_Task goal_. Below are the records. Gather each line that holds "Cenison".
**** Material supplied
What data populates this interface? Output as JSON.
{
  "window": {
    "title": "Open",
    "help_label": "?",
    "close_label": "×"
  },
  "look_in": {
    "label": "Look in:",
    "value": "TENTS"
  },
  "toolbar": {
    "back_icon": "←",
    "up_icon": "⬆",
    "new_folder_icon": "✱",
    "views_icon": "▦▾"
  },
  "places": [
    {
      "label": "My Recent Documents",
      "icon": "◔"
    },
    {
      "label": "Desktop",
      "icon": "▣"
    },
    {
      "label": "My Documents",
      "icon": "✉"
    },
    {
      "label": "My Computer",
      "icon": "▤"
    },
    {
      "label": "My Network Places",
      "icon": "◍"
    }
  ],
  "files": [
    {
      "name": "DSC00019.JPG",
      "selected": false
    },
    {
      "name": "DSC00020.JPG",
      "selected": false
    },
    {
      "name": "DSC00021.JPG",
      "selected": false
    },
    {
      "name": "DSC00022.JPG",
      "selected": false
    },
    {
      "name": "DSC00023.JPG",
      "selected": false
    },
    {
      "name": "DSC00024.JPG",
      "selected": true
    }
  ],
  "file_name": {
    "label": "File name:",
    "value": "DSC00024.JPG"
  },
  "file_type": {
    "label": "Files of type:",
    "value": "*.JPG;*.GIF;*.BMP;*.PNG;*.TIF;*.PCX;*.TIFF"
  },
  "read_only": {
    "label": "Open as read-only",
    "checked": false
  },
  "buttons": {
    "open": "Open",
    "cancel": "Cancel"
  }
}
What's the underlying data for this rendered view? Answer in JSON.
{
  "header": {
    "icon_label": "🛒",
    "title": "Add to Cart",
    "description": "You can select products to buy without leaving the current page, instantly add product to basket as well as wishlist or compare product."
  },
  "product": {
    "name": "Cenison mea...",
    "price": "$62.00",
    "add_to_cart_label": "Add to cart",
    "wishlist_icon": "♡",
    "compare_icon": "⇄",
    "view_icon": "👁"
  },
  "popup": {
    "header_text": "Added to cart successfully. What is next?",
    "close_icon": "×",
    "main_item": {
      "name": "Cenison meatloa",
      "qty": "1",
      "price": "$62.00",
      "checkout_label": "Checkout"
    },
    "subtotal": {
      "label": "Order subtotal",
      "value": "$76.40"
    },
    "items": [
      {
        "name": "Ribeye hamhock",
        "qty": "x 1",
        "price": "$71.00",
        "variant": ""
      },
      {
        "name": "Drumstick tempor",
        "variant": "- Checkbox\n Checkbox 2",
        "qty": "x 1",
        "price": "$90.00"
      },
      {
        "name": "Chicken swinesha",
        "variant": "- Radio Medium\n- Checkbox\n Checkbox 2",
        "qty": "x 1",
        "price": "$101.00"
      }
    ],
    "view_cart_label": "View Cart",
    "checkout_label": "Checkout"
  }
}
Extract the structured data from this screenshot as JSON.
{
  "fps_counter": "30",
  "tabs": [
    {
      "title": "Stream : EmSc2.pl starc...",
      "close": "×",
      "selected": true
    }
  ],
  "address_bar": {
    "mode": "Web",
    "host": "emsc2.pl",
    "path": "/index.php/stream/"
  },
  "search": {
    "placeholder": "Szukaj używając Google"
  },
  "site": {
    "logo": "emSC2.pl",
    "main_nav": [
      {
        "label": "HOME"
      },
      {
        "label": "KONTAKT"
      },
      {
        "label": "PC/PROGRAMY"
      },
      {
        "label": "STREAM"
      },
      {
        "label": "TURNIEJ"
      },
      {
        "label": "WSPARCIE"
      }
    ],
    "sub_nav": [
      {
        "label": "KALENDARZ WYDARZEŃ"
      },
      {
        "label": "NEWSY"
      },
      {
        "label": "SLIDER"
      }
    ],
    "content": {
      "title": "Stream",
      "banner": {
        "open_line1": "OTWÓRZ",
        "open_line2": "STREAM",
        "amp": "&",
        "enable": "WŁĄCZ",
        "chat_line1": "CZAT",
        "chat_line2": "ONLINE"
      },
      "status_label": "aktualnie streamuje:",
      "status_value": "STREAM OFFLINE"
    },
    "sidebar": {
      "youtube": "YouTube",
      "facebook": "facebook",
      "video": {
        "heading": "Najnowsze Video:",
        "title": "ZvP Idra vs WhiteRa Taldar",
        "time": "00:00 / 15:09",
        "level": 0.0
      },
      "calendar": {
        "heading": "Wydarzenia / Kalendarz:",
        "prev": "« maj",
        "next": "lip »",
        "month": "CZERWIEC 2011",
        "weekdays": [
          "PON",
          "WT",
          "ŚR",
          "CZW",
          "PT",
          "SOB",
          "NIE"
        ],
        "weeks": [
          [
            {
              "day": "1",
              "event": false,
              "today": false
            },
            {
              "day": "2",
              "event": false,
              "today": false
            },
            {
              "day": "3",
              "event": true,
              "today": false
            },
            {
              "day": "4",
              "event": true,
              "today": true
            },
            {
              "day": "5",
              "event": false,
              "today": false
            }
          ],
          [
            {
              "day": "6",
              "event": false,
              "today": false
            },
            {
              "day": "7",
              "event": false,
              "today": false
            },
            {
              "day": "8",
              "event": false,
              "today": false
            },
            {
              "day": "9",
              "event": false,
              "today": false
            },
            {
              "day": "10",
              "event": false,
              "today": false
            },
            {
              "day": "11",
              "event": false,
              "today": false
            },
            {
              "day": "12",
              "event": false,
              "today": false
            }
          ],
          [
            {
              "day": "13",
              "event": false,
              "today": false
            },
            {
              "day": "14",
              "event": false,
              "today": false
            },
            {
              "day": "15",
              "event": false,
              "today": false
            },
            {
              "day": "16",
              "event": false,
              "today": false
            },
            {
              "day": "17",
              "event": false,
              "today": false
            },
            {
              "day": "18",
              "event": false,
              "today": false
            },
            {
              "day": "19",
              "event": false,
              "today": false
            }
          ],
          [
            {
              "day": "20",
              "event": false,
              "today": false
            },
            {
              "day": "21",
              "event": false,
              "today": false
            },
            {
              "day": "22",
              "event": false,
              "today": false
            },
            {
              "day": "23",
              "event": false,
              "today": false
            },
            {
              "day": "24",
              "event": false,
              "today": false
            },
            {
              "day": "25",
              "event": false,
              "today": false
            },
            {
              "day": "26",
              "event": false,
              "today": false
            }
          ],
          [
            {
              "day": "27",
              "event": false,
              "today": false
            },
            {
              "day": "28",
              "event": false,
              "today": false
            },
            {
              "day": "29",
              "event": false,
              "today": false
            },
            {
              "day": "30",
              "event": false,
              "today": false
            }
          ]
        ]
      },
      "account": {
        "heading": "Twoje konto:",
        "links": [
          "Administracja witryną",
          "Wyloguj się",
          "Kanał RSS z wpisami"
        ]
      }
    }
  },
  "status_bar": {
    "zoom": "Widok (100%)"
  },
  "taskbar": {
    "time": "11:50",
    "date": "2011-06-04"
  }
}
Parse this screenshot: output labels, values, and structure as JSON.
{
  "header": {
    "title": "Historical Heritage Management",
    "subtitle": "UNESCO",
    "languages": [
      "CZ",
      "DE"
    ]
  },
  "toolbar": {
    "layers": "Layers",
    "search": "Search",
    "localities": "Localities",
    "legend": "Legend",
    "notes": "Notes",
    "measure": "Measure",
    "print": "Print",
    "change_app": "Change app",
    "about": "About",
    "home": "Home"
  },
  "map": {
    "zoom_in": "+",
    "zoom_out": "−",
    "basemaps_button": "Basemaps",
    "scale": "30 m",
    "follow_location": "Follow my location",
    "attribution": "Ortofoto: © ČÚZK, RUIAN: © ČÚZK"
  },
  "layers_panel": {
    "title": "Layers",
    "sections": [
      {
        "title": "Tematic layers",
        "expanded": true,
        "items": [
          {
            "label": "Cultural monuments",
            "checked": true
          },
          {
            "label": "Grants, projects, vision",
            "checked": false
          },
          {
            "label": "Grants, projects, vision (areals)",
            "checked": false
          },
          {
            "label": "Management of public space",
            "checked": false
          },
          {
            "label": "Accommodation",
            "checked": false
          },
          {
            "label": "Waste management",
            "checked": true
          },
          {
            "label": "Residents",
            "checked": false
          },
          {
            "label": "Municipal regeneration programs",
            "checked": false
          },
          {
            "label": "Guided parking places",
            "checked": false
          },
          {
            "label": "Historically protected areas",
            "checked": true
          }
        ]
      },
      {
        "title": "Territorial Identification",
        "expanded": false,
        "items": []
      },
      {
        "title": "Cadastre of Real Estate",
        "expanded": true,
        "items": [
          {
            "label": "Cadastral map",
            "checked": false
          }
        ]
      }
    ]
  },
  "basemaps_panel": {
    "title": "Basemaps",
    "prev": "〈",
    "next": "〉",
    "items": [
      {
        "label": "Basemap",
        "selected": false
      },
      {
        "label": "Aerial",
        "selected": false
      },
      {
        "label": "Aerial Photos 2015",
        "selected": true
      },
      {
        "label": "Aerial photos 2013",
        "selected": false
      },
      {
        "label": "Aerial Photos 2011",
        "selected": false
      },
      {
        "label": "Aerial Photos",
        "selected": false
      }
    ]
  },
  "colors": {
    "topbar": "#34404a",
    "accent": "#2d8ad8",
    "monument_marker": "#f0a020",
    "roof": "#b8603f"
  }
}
********
_Worked answer_.
    "name": "Cenison mea...",
      "name": "Cenison meatloa",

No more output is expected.